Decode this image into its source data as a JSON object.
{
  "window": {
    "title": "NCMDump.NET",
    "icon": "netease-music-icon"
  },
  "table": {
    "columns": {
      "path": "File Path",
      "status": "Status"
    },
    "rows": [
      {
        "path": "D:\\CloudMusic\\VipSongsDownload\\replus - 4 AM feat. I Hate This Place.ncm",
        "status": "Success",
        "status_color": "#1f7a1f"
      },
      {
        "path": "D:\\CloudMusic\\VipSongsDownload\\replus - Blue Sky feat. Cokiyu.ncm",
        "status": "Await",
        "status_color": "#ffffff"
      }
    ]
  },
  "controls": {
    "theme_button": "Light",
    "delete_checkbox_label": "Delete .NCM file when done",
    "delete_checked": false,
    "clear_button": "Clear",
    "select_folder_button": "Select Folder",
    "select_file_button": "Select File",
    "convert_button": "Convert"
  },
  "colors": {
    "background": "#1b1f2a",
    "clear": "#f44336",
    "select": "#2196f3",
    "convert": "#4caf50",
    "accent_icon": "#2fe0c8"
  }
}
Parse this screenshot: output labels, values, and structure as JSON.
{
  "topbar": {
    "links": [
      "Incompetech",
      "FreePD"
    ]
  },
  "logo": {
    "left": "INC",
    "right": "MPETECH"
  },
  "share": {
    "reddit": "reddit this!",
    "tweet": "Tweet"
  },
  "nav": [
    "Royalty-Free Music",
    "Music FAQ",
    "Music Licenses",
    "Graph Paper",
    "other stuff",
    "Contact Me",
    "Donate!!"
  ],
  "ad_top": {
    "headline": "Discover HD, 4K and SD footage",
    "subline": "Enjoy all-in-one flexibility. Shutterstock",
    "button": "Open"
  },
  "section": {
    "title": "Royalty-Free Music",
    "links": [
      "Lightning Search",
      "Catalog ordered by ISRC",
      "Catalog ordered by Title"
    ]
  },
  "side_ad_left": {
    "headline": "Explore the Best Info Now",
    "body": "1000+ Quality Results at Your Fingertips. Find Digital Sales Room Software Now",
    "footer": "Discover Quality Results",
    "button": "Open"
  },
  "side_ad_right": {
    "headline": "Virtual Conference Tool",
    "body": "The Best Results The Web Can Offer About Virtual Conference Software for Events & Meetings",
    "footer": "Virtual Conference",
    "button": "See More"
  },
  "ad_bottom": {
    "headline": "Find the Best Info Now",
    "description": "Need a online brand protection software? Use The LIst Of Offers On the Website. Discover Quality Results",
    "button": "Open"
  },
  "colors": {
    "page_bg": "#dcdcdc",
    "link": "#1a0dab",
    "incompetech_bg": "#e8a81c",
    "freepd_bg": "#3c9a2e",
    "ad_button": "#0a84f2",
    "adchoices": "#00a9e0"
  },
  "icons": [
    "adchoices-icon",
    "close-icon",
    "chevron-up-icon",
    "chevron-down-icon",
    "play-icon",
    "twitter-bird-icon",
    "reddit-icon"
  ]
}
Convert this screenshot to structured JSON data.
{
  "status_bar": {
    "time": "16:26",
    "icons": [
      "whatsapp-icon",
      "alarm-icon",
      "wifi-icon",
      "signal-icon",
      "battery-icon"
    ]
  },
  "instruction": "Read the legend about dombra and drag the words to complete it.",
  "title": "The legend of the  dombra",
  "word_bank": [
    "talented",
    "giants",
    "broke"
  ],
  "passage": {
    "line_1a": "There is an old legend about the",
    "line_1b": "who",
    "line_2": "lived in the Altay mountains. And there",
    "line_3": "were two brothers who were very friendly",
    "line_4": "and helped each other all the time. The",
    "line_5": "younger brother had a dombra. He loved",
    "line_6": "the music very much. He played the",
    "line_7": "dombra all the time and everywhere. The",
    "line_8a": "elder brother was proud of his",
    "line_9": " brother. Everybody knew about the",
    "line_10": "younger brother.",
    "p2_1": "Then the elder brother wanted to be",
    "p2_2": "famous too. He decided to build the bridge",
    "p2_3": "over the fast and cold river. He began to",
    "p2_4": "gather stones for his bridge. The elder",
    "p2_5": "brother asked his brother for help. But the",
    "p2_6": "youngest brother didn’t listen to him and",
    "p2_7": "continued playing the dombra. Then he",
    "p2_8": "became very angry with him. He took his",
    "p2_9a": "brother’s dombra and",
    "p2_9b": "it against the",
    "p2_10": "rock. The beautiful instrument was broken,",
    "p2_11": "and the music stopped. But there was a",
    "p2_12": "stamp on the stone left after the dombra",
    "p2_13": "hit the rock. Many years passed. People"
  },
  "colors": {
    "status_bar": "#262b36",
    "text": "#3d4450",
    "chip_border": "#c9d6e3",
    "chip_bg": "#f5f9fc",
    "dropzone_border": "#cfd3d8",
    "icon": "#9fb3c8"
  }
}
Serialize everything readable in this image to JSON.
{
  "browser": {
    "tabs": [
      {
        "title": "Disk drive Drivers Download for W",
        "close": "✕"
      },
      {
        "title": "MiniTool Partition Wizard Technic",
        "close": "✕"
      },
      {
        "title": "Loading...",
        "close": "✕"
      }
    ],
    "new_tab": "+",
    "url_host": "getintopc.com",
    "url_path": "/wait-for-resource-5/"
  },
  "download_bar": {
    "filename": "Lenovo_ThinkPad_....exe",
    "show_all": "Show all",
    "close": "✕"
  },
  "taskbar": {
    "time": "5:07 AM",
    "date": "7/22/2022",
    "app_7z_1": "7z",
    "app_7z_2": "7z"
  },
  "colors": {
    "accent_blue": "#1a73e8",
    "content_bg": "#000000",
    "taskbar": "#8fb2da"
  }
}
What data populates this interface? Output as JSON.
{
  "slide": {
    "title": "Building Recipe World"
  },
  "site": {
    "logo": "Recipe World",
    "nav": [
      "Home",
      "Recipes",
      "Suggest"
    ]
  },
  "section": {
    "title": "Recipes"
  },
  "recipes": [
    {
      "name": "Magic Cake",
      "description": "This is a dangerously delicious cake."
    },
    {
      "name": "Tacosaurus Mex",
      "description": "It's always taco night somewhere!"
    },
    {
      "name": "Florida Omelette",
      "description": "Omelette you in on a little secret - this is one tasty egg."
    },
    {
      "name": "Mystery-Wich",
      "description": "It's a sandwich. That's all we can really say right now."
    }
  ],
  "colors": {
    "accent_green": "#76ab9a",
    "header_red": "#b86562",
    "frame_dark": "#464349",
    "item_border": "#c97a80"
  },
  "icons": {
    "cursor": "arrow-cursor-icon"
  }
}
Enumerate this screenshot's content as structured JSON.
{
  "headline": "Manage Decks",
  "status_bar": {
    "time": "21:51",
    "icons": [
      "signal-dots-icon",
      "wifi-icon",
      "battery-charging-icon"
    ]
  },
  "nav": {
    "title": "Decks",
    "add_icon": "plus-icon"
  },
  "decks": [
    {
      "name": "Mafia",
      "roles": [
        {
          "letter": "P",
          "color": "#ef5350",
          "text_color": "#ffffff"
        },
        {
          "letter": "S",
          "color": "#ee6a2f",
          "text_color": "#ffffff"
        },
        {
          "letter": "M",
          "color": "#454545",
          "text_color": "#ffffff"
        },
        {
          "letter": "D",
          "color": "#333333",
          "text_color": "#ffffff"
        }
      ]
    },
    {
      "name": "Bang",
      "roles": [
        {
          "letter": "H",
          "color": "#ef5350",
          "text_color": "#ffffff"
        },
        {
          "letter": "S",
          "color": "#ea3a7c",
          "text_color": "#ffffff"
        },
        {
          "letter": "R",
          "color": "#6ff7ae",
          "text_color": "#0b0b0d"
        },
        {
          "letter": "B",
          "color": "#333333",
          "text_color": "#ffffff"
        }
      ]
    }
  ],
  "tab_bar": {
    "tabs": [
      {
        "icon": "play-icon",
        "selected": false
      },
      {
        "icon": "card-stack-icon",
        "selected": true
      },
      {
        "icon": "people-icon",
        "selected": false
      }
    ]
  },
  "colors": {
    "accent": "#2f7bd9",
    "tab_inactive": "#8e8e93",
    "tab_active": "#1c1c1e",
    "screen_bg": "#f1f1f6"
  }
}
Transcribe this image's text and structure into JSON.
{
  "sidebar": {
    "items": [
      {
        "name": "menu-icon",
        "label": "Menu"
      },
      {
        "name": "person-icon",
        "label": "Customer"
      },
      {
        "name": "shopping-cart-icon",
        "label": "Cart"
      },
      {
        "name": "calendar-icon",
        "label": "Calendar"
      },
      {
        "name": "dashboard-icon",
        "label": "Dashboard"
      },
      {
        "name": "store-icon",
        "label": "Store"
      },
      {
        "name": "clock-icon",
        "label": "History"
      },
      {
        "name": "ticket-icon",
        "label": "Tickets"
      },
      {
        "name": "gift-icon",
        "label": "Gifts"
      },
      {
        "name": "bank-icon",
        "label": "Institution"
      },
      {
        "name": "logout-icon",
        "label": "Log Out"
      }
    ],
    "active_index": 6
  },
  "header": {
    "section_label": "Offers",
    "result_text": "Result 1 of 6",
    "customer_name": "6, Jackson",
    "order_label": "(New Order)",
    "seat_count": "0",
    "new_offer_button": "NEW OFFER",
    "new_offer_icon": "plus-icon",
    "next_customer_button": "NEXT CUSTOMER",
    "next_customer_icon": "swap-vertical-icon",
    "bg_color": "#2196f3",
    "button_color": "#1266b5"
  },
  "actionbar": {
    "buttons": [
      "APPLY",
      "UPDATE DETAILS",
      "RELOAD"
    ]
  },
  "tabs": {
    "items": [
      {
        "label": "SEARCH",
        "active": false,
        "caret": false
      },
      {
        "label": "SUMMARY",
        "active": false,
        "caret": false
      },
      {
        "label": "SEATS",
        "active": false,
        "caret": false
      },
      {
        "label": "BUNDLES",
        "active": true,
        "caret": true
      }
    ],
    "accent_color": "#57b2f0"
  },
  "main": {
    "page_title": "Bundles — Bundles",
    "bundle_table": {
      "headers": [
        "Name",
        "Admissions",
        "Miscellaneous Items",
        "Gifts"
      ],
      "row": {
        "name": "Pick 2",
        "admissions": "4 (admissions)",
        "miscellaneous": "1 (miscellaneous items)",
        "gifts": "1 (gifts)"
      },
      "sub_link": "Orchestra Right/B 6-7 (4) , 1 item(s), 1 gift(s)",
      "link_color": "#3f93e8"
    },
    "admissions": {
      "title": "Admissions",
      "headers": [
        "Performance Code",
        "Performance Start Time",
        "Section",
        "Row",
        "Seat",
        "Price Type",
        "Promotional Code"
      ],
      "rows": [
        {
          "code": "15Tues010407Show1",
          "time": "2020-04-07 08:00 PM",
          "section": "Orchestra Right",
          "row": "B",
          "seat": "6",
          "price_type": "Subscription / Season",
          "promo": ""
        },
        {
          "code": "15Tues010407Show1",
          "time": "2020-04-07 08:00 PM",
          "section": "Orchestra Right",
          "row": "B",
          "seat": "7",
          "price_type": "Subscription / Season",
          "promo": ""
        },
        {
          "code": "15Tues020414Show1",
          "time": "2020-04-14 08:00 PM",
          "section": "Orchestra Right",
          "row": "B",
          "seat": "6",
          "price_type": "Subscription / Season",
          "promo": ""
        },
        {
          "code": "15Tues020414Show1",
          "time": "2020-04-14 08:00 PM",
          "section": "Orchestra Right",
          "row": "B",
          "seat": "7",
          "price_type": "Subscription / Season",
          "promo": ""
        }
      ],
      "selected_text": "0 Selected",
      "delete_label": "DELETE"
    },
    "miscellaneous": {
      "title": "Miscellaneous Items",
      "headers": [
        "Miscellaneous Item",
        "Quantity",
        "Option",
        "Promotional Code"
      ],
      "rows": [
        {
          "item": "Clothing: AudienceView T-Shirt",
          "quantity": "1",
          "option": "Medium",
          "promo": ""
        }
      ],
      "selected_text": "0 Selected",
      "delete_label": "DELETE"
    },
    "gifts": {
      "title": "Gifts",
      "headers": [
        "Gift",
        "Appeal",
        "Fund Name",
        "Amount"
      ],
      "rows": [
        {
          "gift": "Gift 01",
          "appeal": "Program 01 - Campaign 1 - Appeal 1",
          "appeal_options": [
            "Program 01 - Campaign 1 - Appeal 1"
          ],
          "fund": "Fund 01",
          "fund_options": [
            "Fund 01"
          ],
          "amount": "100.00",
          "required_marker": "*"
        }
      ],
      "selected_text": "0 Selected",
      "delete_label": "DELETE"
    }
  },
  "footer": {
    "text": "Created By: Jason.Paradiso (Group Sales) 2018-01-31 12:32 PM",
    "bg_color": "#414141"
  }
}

════

▸ Aim
Find how many lines in the records contain the string "Best", then give the number alone.

▸ Final answer
3